● **GOAL**
Go through the records and show each line where the word "pattern" occurs.

--- begin ---

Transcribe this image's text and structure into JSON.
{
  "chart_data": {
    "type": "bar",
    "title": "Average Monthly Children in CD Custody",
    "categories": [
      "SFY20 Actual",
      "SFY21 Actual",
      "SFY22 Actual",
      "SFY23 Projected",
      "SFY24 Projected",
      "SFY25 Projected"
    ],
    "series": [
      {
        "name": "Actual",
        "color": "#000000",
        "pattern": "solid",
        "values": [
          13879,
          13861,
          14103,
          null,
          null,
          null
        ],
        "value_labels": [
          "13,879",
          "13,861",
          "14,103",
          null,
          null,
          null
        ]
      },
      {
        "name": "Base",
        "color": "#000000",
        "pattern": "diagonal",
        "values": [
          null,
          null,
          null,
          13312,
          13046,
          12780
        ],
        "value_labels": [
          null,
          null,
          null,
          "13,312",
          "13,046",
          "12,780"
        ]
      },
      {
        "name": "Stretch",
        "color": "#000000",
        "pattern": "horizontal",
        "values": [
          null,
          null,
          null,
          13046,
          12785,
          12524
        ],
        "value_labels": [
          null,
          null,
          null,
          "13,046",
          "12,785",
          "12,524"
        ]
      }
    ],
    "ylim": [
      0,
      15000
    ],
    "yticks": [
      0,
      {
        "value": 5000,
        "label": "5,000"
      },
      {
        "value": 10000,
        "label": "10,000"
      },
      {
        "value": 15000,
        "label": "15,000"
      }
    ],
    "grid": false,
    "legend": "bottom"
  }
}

--- end ---

● **EXERCISE SOLUTION**
        "pattern": "solid",
        "pattern": "diagonal",
        "pattern": "horizontal",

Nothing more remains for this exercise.